## WRITTEN TASK
Go through the data below and copy it exactly, skipping every picture.

## RECORDS
-----
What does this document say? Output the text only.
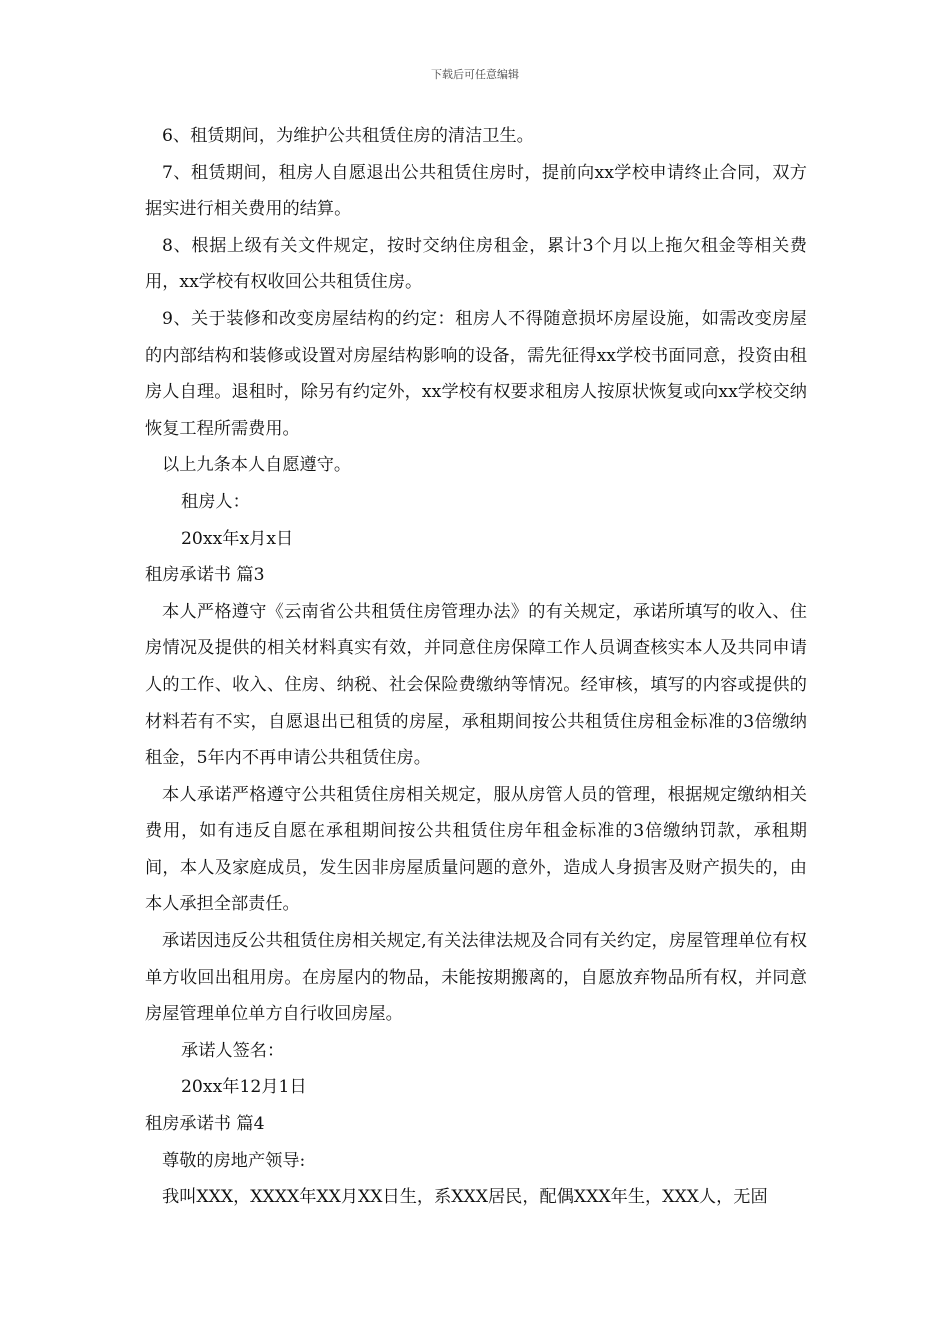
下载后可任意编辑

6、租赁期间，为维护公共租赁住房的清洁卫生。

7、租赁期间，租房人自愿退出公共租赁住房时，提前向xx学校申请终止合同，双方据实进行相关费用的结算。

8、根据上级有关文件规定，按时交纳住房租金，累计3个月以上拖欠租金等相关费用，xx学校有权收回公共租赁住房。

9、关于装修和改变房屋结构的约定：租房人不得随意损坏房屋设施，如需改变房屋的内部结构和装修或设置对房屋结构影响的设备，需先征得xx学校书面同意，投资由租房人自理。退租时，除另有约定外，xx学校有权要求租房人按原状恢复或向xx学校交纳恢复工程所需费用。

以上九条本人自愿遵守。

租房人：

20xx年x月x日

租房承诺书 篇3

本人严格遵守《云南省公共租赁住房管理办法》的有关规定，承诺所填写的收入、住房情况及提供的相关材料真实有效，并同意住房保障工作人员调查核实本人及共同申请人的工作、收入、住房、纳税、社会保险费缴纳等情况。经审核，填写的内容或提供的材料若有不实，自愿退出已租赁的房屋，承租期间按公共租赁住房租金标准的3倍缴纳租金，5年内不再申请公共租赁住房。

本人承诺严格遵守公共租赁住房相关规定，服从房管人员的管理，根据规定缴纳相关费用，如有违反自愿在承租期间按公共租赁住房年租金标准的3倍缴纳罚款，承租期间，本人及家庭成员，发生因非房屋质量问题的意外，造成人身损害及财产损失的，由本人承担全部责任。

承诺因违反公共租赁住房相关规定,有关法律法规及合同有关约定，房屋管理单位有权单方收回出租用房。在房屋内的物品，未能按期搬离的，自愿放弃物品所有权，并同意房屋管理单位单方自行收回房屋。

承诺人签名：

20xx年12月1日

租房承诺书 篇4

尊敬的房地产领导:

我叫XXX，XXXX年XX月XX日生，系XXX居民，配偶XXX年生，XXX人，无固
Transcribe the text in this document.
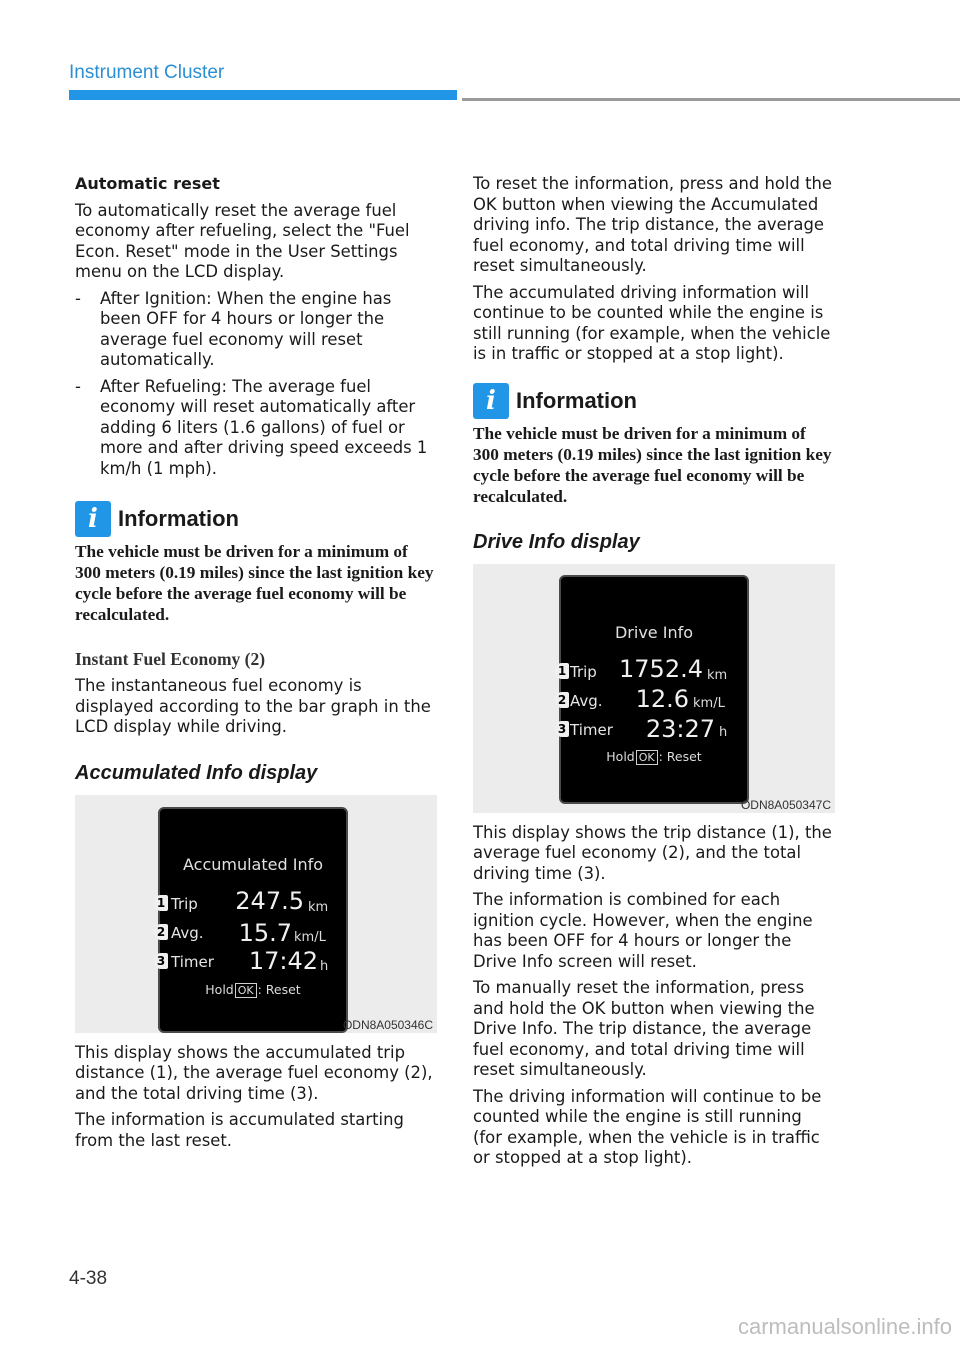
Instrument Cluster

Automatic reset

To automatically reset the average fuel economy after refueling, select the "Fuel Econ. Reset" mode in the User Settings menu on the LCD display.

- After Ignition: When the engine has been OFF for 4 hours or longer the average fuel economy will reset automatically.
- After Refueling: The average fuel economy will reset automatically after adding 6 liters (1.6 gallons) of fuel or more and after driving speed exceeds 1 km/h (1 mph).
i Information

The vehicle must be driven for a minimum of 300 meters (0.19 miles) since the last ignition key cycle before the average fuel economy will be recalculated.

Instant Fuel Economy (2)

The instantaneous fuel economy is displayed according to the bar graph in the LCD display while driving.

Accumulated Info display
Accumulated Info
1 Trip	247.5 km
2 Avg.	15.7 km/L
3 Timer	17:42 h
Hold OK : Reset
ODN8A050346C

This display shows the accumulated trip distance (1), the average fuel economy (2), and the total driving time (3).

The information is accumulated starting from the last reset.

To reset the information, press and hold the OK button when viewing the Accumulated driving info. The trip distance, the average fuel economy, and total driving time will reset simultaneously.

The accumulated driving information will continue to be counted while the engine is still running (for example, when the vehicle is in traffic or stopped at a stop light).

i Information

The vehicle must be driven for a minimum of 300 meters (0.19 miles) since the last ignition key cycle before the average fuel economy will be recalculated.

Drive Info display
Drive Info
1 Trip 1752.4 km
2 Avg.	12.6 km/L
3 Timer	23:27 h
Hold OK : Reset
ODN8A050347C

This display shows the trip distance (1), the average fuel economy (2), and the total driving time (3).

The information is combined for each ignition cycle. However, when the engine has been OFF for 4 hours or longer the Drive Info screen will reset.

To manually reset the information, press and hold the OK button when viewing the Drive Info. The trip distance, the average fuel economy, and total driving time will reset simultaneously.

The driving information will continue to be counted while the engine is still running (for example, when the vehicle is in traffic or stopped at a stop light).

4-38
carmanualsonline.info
-----
## RESULT
What does this document say? Output the text only.
下载后可任意编辑

6、租赁期间，为维护公共租赁住房的清洁卫生。

7、租赁期间，租房人自愿退出公共租赁住房时，提前向xx学校申请终止合同，双方据实进行相关费用的结算。

8、根据上级有关文件规定，按时交纳住房租金，累计3个月以上拖欠租金等相关费用，xx学校有权收回公共租赁住房。

9、关于装修和改变房屋结构的约定：租房人不得随意损坏房屋设施，如需改变房屋的内部结构和装修或设置对房屋结构影响的设备，需先征得xx学校书面同意，投资由租房人自理。退租时，除另有约定外，xx学校有权要求租房人按原状恢复或向xx学校交纳恢复工程所需费用。

以上九条本人自愿遵守。

租房人：

20xx年x月x日

租房承诺书 篇3

本人严格遵守《云南省公共租赁住房管理办法》的有关规定，承诺所填写的收入、住房情况及提供的相关材料真实有效，并同意住房保障工作人员调查核实本人及共同申请人的工作、收入、住房、纳税、社会保险费缴纳等情况。经审核，填写的内容或提供的材料若有不实，自愿退出已租赁的房屋，承租期间按公共租赁住房租金标准的3倍缴纳租金，5年内不再申请公共租赁住房。

本人承诺严格遵守公共租赁住房相关规定，服从房管人员的管理，根据规定缴纳相关费用，如有违反自愿在承租期间按公共租赁住房年租金标准的3倍缴纳罚款，承租期间，本人及家庭成员，发生因非房屋质量问题的意外，造成人身损害及财产损失的，由本人承担全部责任。

承诺因违反公共租赁住房相关规定,有关法律法规及合同有关约定，房屋管理单位有权单方收回出租用房。在房屋内的物品，未能按期搬离的，自愿放弃物品所有权，并同意房屋管理单位单方自行收回房屋。

承诺人签名：

20xx年12月1日

租房承诺书 篇4

尊敬的房地产领导:

我叫XXX，XXXX年XX月XX日生，系XXX居民，配偶XXX年生，XXX人，无固
Transcribe the text in this document.
Instrument Cluster

Automatic reset

To automatically reset the average fuel economy after refueling, select the "Fuel Econ. Reset" mode in the User Settings menu on the LCD display.

- After Ignition: When the engine has been OFF for 4 hours or longer the average fuel economy will reset automatically.
- After Refueling: The average fuel economy will reset automatically after adding 6 liters (1.6 gallons) of fuel or more and after driving speed exceeds 1 km/h (1 mph).
i Information

The vehicle must be driven for a minimum of 300 meters (0.19 miles) since the last ignition key cycle before the average fuel economy will be recalculated.

Instant Fuel Economy (2)

The instantaneous fuel economy is displayed according to the bar graph in the LCD display while driving.

Accumulated Info display
Accumulated Info
1 Trip	247.5 km
2 Avg.	15.7 km/L
3 Timer	17:42 h
Hold OK : Reset
ODN8A050346C

This display shows the accumulated trip distance (1), the average fuel economy (2), and the total driving time (3).

The information is accumulated starting from the last reset.

To reset the information, press and hold the OK button when viewing the Accumulated driving info. The trip distance, the average fuel economy, and total driving time will reset simultaneously.

The accumulated driving information will continue to be counted while the engine is still running (for example, when the vehicle is in traffic or stopped at a stop light).

i Information

The vehicle must be driven for a minimum of 300 meters (0.19 miles) since the last ignition key cycle before the average fuel economy will be recalculated.

Drive Info display
Drive Info
1 Trip 1752.4 km
2 Avg.	12.6 km/L
3 Timer	23:27 h
Hold OK : Reset
ODN8A050347C

This display shows the trip distance (1), the average fuel economy (2), and the total driving time (3).

The information is combined for each ignition cycle. However, when the engine has been OFF for 4 hours or longer the Drive Info screen will reset.

To manually reset the information, press and hold the OK button when viewing the Drive Info. The trip distance, the average fuel economy, and total driving time will reset simultaneously.

The driving information will continue to be counted while the engine is still running (for example, when the vehicle is in traffic or stopped at a stop light).

4-38
carmanualsonline.info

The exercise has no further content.